MMA: One initial pearl-clenching reaction that people have had is that they’re worried Pokémon Go will collect their data. I suppose this is a fair critique, except the game is played on a smartphone, which has already collected all of your data. Unless you’re working on living the Ted Kaczynski lifestyle, someone (corporations, government, the illuminati) already has your data. The more interesting question (and low hanging fruit for a dissertation) is how Pokémon Go inverts the logic of surveillance culture. If most surveillance technologies try to track where you go, then Pokémon Go leads you towards particular spaces. If you buy that it’s easy to maintain a well-disciplined subject by watching what they do, then you can create an even more efficiently regimented subject by nudging them to go in particular directions. It seems like that nudging can turn towards coercion without too much effort. Kind of related, studying drones seems to be an important thing to do in an era when drones kill people all of the time, and few seem to care, save for those on the receiving end of the drones. I’m sure that the logic of Pokémon Go will be militarized if it hasn’t already. “Catch ’em All,” except by that I mean to find and destroy the Other. Also, if I can take a moment to plug my friend’s book on drones. I haven’t received it yet, but she’s wicked smart, so I imagine the book will be as well. Violent Subjects and Rhetorical Cartography in the Age of the Terror Wars

Pokémon Go inverts the logic of surveillance culture. If most surveillance technologies try to track where you go, then Pokémon Go leads you towards particular spaces.

ML: So, Pokémon Go and spaces, bodies, cities, communication, political economy, racism, gender, fitness, violence, activism, surveillance, and drones. We’re clearly going to need a conference, not just a panel.

Q: So, is this the thing we should be worried about, as far as downfall of civilization goes?

AH: Nope.

ML: Phew.

MMA: There’s a backlash against Pokémon that seems extreme considering how innocuous the game appears to be. The high point of the pearl-clutching backlash was the observation that people were playing Pokémon Go at the Holocaust Museum in Washington DC. The Washington Post piece about the phenomenon reads like an Onion article. The seriousness of the Holocaust museum is represented by the museum’s communications director who affirmed that “playing the game is not appropriate in the museum, which is a memorial to the victims of Nazism.” In an effort to present a balanced journalistic take on the experience of playing Pokémon Go in the Holocaust Museum, the piece concludes with a quote from a thirty-seven-year-old Pokémon enthusiast who proclaims (perhaps ironically?): “It’s not like we came here to play…but gotta catch ’em all.” A week-old trend is operating in the same physical space that demands reverence for an historical event that is supposed to be remembered and witnessed for all time lest it be forgotten and its horrors replayed.

Q: It’s hard to ignore the fact that Pokémon Go comes out at a moment when a lot of public discourse was having to confront really challenging and weighty questions about race and gun violence. Is there a connection to be made between the buzz about Pokémon and the buzz about the most recent shootings of black men by police, the momentum of the Black Lives Matter movement, and the killing of police in Dallas? Is Pokémon just a distraction from the real issues?

**EXERCISE REQUIREMENTS:** In the Pokémon Go discussion, which parties are listed in parentheses as possibly already having your data?

[Layout dataset entries]
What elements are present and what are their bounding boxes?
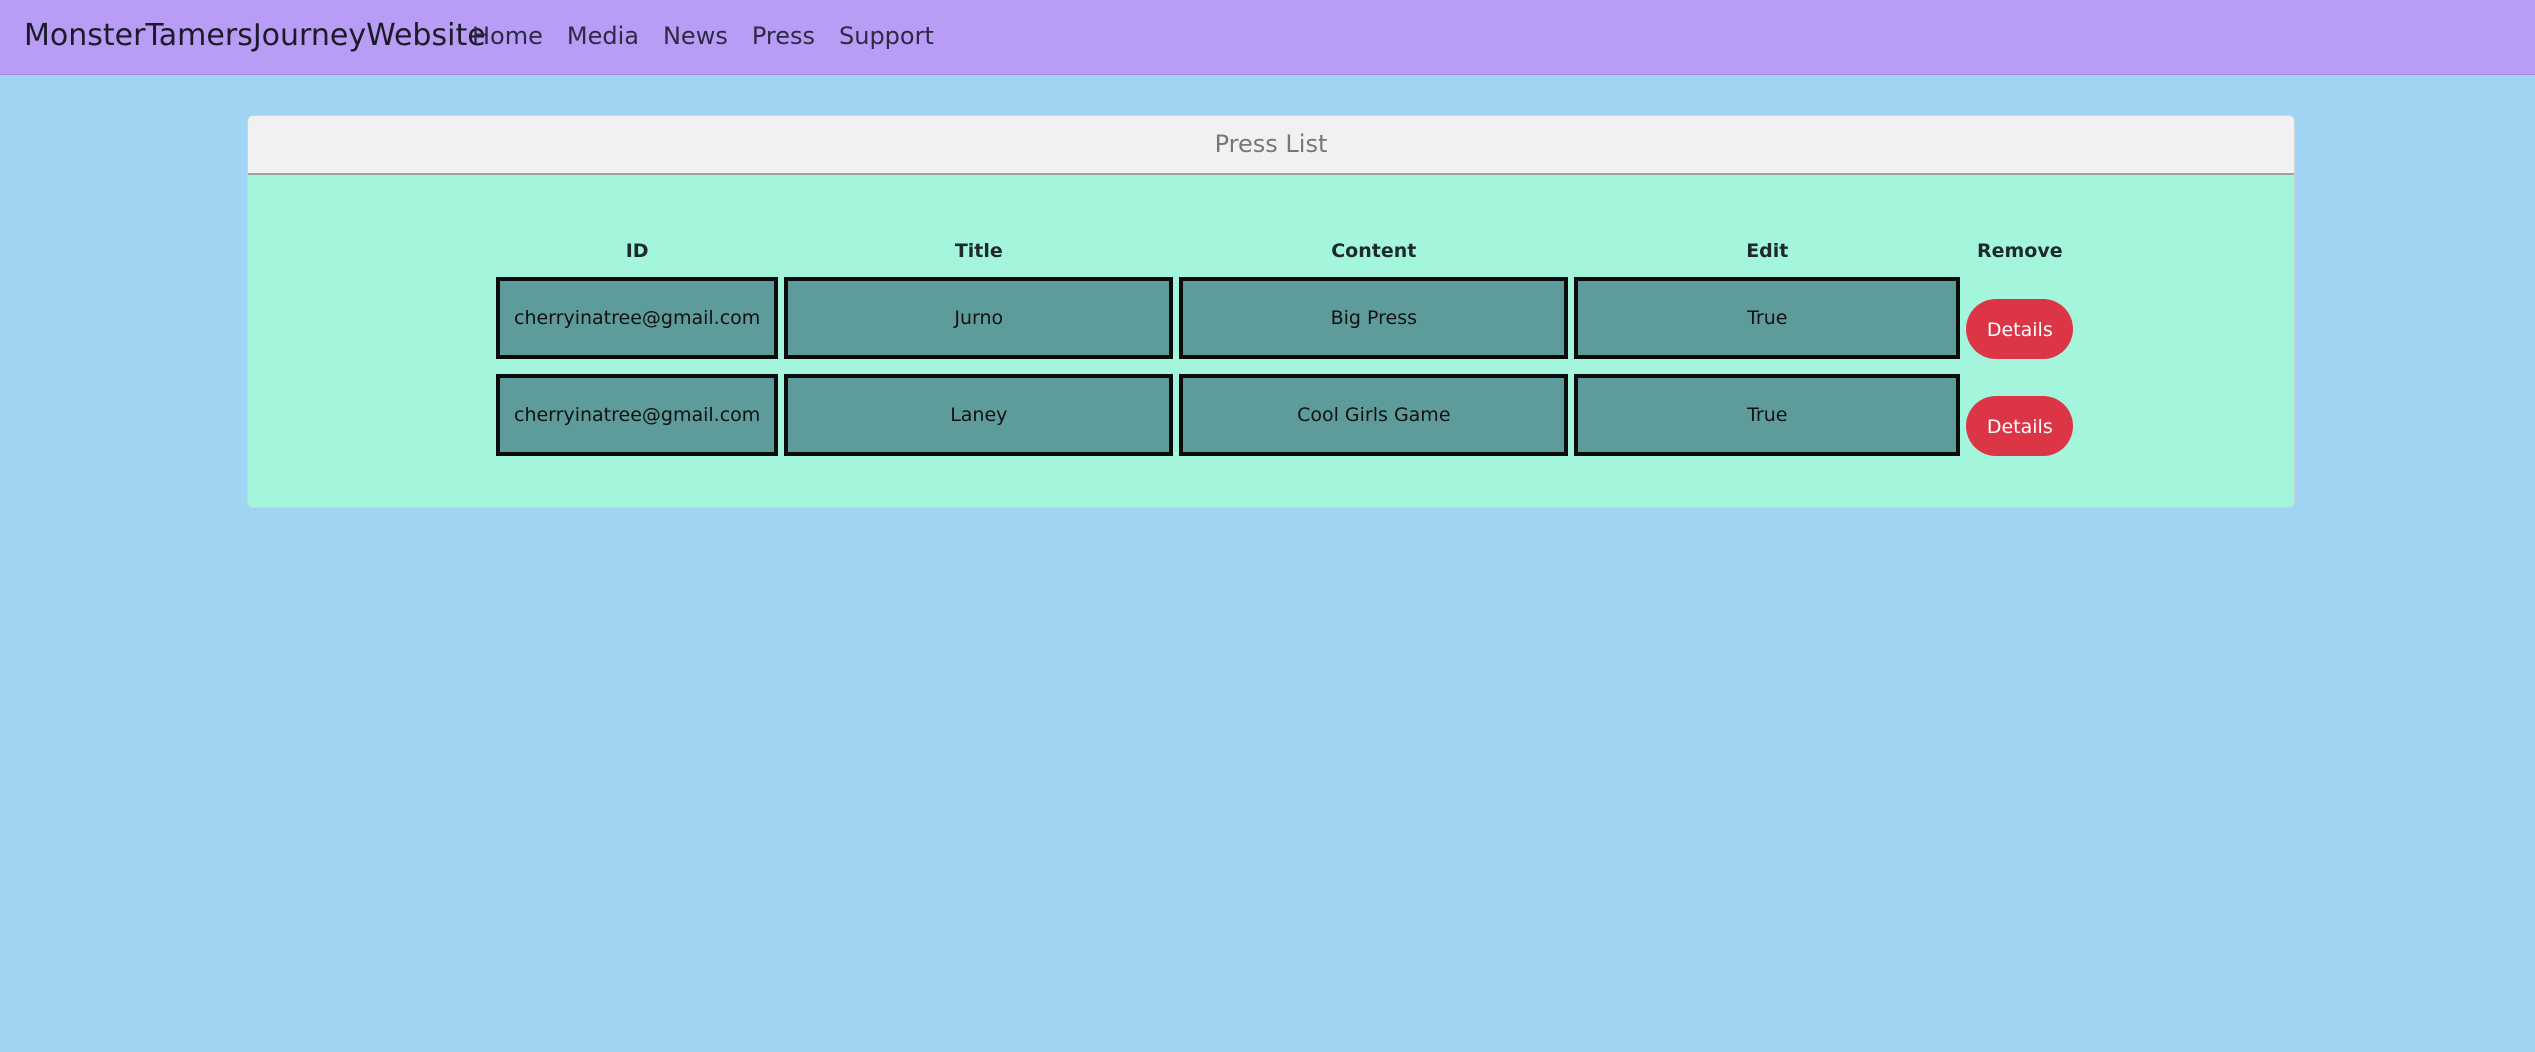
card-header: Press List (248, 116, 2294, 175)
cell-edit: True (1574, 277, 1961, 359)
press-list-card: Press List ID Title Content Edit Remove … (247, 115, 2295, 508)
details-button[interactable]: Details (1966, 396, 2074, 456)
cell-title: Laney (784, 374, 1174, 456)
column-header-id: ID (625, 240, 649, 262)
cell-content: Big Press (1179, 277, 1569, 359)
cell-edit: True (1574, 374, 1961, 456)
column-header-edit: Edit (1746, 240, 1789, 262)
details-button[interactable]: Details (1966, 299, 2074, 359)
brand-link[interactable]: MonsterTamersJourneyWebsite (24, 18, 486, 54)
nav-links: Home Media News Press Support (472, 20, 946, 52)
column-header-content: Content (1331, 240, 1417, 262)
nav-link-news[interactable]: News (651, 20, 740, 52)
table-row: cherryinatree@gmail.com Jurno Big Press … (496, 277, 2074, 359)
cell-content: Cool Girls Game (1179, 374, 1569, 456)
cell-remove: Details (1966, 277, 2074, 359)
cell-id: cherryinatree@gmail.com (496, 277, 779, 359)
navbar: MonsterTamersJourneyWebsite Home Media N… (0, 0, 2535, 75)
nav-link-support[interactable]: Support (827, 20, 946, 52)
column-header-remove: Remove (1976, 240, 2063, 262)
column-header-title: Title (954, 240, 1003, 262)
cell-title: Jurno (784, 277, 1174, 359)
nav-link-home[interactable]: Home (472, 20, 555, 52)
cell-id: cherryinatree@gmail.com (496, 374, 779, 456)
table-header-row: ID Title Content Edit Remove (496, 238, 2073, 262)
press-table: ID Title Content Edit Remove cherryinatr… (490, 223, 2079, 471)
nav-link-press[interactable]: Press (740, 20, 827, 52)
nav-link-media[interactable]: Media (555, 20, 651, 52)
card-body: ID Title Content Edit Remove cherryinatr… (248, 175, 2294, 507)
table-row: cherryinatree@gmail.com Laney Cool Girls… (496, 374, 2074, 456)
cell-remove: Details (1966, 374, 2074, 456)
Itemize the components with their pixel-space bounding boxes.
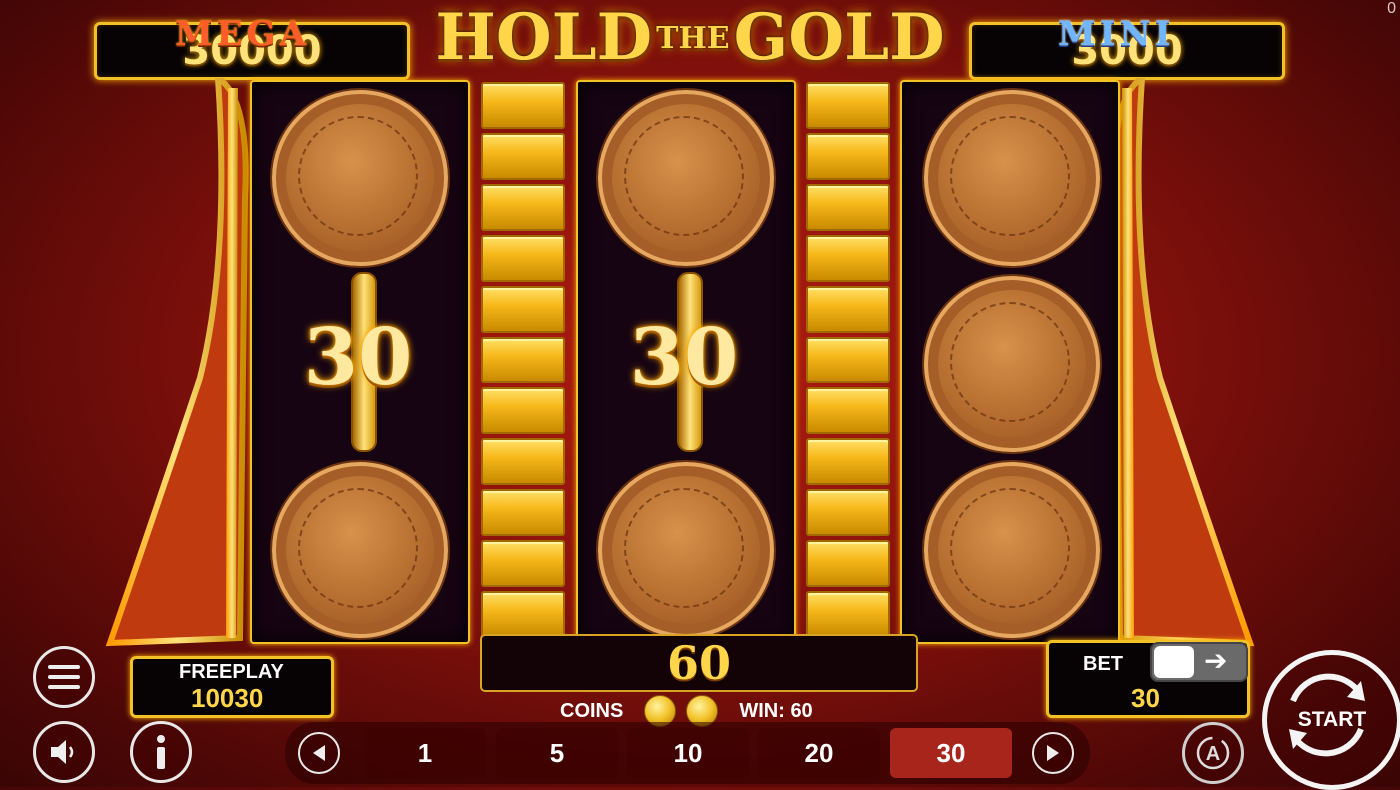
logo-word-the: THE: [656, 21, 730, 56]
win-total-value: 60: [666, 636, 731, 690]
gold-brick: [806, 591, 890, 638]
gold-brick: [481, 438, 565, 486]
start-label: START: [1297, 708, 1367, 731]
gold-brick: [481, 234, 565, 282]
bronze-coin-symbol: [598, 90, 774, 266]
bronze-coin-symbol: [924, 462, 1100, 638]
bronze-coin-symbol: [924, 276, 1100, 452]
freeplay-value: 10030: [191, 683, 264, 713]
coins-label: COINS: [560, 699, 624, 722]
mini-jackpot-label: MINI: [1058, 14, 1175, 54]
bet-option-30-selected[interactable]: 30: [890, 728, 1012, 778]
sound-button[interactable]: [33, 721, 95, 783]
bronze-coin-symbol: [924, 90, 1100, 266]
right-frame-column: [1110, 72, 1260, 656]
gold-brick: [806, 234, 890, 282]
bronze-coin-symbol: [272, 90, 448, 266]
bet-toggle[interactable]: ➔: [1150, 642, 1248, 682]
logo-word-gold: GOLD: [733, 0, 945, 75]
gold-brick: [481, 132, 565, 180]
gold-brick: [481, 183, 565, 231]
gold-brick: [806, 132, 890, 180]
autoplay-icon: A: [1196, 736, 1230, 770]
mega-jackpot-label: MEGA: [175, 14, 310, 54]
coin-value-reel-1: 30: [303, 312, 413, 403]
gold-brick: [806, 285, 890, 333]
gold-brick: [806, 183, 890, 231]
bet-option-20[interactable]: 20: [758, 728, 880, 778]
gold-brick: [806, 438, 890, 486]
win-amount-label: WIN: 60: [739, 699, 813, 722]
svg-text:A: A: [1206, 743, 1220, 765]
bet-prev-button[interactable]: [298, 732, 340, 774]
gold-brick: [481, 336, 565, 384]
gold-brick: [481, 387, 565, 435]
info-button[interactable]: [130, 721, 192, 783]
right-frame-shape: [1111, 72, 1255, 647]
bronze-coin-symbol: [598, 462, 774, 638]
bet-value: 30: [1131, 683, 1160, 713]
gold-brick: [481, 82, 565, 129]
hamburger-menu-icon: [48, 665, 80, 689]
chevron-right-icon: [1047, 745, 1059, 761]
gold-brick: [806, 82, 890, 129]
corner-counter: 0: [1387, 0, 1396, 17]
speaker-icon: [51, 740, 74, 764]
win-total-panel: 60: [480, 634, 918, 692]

**RESULT OF THIS EXERCISE:** Corporations, the government, and the illuminati.